The whole Protestant reformation, as is well known to most students of history save Regnard, apart from its dogmatical squabbles and quibbles, was a vast plan for a confiscation of land. First the land was taken from the Church. Then the Catholics, in countries where Protestantism was in power, were declared rebels and their land confiscated.

Now in Ireland the case was peculiar. “For the English,” says Prendergast, “seem to have thought that god made a mistake in giving such a fine country as Ireland to the Irish; and for near 700 years they have been trying to remedy it.”

The whole agrarian history of Ireland is a series of confiscations of Irish land to be handed over to English settlers. These settlers, in a very few generations, under the charm of Celtic society, turned more Irish than the aborigines. Then a new confiscation and new colonisation took place, and so in infinitum.

In the 17th century, the whole of Ireland except the newly Scotchified North, was ripe for a fresh confiscation. So much so, that when the British (Puritan) Parliament accorded to Charles I an army for the reduction of Ireland, it resolved that the money for this armament should be raised upon the security of 2,500,000 acres to be confiscated in Ireland. 

And the “adventurers” who advanced the money should also appoint the officers of that army. The land was to be divided amongst those adventurers: so that 1,000 acres should be given them, if in Ulster for £200 — advanced, in Connaught for £300, in Munster for £450, in Leinster for £600. And if the people rose against this beneficent plan they are Vendéens! If Regnard should ever sit in a National Convention, he may take a leaf out of the proceedings of the Long Parliament, and combat a possible Vendée with these means.
────
YOUR TASKS:
- 1) In the passage on Irish land confiscation, how many acres did the Long Parliament set as security for the money to fund the army given to Charles I?
- 2) Reproduce the passage on Irish land confiscation, starting with "The whole Protestant" and going on through "their land confiscated.".
────
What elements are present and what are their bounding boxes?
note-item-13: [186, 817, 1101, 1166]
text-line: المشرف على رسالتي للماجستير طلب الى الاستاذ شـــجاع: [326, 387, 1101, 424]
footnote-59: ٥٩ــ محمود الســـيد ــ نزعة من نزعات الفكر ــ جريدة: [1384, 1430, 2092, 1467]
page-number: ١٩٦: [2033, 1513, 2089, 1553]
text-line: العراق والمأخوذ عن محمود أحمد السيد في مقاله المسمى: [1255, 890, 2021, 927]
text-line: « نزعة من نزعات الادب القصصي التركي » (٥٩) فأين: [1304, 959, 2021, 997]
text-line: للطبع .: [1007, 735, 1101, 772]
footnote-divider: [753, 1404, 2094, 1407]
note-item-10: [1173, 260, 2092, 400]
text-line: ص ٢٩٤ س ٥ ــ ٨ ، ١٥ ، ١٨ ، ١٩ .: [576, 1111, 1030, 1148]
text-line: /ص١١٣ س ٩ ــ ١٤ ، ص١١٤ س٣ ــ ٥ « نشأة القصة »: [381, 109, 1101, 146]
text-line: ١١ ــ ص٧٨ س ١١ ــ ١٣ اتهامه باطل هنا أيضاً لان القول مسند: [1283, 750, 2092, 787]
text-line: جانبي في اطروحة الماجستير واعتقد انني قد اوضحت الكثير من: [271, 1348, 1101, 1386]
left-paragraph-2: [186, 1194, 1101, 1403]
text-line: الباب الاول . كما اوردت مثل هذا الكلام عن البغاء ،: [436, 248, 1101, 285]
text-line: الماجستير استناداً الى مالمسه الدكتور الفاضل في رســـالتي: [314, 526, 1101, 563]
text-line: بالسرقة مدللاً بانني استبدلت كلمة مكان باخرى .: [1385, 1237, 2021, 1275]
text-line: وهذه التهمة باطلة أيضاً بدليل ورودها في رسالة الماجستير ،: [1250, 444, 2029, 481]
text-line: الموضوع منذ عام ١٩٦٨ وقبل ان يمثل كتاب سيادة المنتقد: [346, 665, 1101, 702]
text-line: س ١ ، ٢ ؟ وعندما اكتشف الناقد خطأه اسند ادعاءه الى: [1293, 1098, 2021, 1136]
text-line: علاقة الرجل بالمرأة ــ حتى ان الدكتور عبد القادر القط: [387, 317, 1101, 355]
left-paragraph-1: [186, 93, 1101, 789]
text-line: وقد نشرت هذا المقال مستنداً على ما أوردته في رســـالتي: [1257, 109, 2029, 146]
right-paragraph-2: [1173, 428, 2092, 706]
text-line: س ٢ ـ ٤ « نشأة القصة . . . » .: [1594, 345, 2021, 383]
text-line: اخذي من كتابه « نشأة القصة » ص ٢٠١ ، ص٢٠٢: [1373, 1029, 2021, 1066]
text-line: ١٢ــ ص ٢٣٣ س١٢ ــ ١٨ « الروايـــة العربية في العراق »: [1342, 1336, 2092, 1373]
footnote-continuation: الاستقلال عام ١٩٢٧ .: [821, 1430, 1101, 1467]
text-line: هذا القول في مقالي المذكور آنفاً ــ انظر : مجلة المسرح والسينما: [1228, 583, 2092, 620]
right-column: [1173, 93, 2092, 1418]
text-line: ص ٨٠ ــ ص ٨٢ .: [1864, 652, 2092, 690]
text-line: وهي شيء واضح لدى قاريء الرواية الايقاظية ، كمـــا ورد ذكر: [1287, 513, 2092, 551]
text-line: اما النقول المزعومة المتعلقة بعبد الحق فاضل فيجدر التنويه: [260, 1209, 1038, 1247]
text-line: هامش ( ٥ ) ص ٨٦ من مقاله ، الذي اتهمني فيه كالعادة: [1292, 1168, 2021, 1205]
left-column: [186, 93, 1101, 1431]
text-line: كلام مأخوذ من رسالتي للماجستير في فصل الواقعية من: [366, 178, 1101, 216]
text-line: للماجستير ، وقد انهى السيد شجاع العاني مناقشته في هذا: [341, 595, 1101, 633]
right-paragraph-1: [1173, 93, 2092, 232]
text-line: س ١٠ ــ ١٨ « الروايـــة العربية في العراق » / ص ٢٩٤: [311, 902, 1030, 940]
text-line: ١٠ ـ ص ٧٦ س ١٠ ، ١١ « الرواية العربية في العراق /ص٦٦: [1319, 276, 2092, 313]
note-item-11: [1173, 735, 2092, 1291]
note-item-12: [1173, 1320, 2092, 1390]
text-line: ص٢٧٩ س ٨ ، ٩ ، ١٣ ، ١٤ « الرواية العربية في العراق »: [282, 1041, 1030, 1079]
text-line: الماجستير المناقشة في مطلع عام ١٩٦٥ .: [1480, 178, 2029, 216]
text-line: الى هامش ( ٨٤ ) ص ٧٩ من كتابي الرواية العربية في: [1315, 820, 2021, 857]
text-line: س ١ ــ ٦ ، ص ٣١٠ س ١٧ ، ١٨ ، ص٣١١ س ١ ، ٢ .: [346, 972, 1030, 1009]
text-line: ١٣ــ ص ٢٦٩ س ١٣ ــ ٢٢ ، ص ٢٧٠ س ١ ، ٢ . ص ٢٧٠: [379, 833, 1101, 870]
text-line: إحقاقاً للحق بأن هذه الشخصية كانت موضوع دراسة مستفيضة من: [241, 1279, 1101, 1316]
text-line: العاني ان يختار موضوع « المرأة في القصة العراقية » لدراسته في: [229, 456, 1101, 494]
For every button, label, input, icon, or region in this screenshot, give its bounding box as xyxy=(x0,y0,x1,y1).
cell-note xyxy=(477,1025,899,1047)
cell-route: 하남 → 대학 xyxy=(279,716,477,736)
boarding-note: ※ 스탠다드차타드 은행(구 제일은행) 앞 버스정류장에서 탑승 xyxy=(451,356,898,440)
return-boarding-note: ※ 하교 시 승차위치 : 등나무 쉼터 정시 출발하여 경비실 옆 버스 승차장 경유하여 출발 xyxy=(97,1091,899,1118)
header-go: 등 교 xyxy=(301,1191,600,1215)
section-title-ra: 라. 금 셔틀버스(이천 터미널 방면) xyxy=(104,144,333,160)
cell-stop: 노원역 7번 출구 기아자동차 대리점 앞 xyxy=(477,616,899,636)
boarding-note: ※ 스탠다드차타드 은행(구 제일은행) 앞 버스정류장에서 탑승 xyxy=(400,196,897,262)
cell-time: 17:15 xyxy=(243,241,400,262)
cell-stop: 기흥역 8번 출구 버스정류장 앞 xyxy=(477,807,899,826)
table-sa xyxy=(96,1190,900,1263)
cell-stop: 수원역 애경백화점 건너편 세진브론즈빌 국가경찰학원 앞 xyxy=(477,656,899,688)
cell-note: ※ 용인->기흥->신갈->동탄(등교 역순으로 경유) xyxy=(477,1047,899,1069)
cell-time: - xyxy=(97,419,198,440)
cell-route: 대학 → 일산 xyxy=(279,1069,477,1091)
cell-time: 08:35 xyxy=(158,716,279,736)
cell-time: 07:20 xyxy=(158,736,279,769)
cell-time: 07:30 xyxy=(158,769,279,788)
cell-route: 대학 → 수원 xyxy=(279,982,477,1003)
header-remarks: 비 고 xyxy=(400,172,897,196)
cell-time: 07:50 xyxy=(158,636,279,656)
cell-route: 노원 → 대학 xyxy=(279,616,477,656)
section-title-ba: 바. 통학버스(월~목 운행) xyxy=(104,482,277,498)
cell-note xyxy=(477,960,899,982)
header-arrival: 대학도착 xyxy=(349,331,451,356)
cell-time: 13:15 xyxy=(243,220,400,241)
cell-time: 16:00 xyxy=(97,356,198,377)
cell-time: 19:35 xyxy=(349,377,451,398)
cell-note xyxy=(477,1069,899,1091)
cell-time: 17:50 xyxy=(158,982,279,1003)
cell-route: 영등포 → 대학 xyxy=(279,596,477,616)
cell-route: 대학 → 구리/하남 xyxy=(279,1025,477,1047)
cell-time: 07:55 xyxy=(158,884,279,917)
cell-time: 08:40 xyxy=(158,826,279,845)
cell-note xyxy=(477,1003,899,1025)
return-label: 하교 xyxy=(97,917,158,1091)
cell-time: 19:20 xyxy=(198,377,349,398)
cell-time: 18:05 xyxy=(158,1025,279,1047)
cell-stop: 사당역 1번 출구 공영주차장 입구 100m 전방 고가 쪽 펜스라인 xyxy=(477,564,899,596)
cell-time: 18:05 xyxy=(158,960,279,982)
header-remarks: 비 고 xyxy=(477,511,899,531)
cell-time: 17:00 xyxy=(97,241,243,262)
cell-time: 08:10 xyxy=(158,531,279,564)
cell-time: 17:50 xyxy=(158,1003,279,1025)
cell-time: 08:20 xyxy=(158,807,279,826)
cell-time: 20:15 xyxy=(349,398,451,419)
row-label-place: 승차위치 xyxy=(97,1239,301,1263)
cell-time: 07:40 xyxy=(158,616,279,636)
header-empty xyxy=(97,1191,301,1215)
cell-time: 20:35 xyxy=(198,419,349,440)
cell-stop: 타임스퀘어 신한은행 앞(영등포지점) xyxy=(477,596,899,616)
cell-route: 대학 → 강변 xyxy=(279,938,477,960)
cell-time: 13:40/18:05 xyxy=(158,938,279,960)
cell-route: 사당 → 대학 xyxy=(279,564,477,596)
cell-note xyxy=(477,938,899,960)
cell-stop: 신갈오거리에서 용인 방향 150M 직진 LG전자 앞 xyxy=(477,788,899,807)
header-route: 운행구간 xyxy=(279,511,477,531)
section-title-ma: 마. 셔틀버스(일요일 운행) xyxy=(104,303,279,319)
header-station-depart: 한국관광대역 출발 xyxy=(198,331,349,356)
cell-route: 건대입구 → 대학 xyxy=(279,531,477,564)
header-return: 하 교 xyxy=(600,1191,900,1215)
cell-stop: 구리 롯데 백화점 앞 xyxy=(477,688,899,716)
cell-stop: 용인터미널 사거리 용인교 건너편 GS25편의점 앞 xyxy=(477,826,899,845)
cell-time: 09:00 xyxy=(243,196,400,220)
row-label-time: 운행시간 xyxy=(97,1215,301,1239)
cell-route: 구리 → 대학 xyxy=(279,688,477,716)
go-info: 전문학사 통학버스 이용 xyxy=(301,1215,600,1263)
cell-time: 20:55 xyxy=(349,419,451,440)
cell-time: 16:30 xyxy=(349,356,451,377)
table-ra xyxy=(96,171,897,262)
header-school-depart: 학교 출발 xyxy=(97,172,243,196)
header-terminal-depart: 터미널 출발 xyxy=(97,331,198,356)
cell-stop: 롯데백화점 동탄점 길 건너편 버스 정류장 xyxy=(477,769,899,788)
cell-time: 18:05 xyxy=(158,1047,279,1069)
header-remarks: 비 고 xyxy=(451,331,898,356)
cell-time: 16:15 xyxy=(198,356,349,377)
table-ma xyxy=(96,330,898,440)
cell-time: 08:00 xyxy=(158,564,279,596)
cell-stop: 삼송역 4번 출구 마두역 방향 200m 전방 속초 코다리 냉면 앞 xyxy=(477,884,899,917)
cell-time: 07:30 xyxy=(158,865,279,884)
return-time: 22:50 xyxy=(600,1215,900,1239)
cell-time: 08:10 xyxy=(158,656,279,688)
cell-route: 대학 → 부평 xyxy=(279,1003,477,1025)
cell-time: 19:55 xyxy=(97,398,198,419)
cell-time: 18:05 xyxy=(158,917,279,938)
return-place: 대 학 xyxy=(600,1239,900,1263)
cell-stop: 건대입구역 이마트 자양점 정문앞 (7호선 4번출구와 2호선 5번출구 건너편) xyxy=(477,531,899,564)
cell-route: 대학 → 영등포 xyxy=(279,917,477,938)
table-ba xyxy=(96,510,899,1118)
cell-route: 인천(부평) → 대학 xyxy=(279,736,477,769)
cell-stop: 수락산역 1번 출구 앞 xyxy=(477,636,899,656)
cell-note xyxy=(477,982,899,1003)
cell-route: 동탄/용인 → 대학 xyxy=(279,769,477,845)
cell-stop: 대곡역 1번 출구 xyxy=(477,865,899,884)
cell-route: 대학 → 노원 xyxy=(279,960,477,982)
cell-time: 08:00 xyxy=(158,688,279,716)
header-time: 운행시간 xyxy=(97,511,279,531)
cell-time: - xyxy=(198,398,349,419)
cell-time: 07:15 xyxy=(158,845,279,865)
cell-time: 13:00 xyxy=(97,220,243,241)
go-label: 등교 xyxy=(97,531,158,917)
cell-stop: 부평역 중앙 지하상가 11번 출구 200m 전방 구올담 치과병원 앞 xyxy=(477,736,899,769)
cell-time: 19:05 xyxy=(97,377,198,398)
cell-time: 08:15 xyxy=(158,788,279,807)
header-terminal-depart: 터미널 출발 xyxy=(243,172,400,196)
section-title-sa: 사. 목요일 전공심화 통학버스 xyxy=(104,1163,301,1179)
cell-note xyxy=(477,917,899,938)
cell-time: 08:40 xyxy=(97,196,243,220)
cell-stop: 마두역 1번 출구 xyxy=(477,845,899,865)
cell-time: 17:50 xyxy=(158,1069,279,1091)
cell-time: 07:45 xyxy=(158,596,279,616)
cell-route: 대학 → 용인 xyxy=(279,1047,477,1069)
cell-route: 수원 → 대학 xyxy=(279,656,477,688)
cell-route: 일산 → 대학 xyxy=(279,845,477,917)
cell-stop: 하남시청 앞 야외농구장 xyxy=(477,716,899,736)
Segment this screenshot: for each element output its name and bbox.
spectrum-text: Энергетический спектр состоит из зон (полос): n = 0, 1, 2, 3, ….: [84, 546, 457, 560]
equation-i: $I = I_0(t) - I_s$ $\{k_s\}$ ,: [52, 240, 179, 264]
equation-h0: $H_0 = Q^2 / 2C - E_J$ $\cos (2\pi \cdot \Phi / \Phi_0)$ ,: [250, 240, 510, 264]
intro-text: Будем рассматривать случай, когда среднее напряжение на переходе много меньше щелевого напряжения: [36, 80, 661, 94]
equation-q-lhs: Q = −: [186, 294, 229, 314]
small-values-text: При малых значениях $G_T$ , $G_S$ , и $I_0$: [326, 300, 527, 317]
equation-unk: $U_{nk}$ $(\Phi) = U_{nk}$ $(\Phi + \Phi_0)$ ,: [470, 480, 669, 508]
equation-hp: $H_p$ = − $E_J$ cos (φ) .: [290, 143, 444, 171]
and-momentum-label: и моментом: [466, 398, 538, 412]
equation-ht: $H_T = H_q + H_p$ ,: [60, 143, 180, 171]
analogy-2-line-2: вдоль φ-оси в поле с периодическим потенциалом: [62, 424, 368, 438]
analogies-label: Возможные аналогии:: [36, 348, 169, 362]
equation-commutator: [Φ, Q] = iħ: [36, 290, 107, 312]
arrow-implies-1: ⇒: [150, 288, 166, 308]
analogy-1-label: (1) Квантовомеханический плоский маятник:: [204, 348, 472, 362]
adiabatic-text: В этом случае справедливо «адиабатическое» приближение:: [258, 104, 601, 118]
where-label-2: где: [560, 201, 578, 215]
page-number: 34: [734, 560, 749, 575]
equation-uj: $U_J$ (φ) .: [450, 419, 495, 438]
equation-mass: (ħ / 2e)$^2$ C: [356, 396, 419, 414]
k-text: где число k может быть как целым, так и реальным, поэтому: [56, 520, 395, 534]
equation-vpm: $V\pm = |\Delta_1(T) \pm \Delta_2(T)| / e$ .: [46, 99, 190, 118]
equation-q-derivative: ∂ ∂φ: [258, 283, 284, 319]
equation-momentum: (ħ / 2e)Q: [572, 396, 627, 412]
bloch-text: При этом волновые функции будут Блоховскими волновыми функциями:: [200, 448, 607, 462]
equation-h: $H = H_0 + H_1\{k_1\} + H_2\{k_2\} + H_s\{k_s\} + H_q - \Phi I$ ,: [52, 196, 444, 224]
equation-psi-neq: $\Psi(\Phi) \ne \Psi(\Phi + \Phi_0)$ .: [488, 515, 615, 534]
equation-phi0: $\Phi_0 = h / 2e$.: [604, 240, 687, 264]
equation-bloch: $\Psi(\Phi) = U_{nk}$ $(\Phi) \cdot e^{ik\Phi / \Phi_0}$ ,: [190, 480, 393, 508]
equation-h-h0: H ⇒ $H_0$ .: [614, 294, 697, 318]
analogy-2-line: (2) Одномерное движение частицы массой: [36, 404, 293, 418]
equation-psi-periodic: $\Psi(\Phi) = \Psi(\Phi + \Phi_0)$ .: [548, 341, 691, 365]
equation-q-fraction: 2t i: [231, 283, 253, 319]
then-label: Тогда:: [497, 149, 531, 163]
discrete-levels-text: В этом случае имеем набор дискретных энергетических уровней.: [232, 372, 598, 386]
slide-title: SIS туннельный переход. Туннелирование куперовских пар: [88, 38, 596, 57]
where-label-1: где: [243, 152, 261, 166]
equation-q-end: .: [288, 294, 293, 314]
────
RESULTS BY TASK:
- 1) 2,500,000 acres to be confiscated in Ireland.

- 2)
The whole Protestant reformation, as is well known to most students of history save Regnard, apart from its dogmatical squabbles and quibbles, was a vast plan for a confiscation of land. First the land was taken from the Church. Then the Catholics, in countries where Protestantism was in power, were declared rebels and their land confiscated.